Gather every line below where "GmbH" appears.

^^^^

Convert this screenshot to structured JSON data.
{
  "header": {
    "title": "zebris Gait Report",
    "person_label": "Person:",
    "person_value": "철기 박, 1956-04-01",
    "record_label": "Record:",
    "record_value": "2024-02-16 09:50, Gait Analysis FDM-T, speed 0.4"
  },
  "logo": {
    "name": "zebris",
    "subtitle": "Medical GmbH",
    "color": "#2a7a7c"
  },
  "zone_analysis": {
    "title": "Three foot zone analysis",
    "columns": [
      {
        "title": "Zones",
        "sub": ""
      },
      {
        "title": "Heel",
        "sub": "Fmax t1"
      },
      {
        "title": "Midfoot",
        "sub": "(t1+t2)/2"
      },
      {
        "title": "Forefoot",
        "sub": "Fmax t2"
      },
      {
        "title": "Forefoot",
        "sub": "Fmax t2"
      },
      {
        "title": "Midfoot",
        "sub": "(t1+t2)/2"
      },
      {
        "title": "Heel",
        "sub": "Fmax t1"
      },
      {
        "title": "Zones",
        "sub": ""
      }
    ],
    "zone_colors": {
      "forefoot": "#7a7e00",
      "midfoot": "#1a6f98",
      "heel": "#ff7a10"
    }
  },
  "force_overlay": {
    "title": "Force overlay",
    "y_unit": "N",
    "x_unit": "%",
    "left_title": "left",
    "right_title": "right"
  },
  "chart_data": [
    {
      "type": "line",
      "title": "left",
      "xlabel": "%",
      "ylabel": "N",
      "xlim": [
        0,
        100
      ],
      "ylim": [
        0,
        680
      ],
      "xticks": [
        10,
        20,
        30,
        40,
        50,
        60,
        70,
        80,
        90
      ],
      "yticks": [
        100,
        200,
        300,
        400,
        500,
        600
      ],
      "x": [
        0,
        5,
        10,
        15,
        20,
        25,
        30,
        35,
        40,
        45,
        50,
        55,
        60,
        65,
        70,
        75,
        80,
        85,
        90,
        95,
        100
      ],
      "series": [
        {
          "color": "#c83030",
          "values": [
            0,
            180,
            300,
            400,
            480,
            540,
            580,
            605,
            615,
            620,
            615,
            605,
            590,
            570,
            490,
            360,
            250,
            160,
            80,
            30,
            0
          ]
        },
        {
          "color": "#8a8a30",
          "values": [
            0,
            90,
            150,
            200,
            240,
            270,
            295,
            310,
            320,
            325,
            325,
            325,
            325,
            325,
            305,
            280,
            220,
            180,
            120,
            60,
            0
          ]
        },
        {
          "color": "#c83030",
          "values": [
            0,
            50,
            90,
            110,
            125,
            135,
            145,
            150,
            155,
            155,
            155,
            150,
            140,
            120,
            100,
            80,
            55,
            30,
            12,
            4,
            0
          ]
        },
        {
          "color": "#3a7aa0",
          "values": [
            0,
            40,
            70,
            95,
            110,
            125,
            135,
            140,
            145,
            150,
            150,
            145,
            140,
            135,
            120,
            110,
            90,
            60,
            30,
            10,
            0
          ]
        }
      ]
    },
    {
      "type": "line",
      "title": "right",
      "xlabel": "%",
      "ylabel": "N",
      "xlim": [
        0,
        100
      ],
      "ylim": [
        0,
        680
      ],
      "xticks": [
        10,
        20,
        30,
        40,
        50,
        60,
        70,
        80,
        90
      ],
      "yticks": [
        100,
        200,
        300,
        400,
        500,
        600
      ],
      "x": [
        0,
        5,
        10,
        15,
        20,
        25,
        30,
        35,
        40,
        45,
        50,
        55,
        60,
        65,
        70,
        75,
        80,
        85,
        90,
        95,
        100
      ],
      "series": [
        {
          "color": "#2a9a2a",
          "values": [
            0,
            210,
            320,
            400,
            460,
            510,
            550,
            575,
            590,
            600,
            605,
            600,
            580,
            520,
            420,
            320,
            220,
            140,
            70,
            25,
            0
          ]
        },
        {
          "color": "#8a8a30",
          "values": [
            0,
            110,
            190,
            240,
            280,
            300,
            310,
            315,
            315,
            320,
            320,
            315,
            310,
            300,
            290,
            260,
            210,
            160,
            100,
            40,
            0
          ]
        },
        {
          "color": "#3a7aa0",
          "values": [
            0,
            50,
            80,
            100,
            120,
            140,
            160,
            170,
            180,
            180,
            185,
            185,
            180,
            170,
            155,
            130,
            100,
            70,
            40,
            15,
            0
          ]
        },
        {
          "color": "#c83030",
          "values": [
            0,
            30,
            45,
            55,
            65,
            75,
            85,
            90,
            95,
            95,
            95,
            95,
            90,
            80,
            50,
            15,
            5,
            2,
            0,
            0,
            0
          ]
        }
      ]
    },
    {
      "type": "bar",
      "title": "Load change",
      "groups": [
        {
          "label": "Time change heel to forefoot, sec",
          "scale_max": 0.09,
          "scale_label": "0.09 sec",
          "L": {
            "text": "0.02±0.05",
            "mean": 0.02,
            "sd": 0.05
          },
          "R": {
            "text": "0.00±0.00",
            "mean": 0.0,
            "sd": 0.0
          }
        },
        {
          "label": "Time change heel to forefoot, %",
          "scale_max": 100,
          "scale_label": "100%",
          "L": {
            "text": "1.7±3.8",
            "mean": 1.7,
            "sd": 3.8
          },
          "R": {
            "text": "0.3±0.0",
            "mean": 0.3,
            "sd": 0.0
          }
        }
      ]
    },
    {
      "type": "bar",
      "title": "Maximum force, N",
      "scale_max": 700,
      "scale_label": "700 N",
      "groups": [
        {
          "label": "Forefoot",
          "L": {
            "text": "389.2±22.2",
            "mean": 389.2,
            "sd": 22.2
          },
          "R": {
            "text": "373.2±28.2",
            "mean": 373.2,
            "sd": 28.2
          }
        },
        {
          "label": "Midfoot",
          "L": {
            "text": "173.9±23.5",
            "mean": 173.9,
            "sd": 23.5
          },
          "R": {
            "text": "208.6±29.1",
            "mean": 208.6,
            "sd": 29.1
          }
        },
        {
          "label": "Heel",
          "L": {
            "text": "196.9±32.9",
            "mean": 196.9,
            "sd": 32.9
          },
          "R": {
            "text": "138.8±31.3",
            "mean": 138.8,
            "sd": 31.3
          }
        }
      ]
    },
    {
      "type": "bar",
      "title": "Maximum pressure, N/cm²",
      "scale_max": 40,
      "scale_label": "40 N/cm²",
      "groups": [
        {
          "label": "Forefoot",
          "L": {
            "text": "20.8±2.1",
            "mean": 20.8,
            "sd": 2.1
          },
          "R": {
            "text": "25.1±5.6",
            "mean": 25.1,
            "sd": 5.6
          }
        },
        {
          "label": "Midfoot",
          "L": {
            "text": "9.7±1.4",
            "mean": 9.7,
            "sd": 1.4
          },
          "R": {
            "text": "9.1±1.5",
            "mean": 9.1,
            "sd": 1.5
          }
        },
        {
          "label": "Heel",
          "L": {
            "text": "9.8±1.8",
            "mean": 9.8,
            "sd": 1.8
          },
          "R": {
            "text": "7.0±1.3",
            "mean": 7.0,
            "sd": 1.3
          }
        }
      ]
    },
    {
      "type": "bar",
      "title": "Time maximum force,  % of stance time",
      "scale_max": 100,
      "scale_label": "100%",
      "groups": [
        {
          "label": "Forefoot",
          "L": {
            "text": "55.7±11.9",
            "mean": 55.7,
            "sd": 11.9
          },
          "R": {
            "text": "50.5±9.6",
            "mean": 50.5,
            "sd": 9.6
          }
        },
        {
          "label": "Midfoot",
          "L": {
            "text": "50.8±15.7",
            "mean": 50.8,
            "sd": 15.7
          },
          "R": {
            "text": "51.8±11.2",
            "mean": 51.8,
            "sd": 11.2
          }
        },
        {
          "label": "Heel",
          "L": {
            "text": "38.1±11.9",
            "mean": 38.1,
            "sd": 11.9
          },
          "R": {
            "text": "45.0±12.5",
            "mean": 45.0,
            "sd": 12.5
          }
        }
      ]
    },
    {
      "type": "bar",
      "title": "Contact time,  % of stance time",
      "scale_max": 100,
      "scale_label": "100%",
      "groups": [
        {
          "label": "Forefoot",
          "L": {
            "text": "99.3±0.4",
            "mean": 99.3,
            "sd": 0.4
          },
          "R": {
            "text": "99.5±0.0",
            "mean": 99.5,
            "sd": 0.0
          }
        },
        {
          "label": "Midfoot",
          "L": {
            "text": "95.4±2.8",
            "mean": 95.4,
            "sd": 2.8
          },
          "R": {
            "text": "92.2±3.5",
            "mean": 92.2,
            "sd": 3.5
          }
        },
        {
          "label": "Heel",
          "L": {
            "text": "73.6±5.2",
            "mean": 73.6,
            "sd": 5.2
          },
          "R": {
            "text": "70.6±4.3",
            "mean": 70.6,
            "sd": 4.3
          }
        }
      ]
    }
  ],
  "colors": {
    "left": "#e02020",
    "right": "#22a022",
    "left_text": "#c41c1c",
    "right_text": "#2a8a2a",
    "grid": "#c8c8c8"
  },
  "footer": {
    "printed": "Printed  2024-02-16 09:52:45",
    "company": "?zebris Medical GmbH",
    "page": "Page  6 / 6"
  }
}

^^^^

Solved problem —
    "subtitle": "Medical GmbH",
    "company": "?zebris Medical GmbH",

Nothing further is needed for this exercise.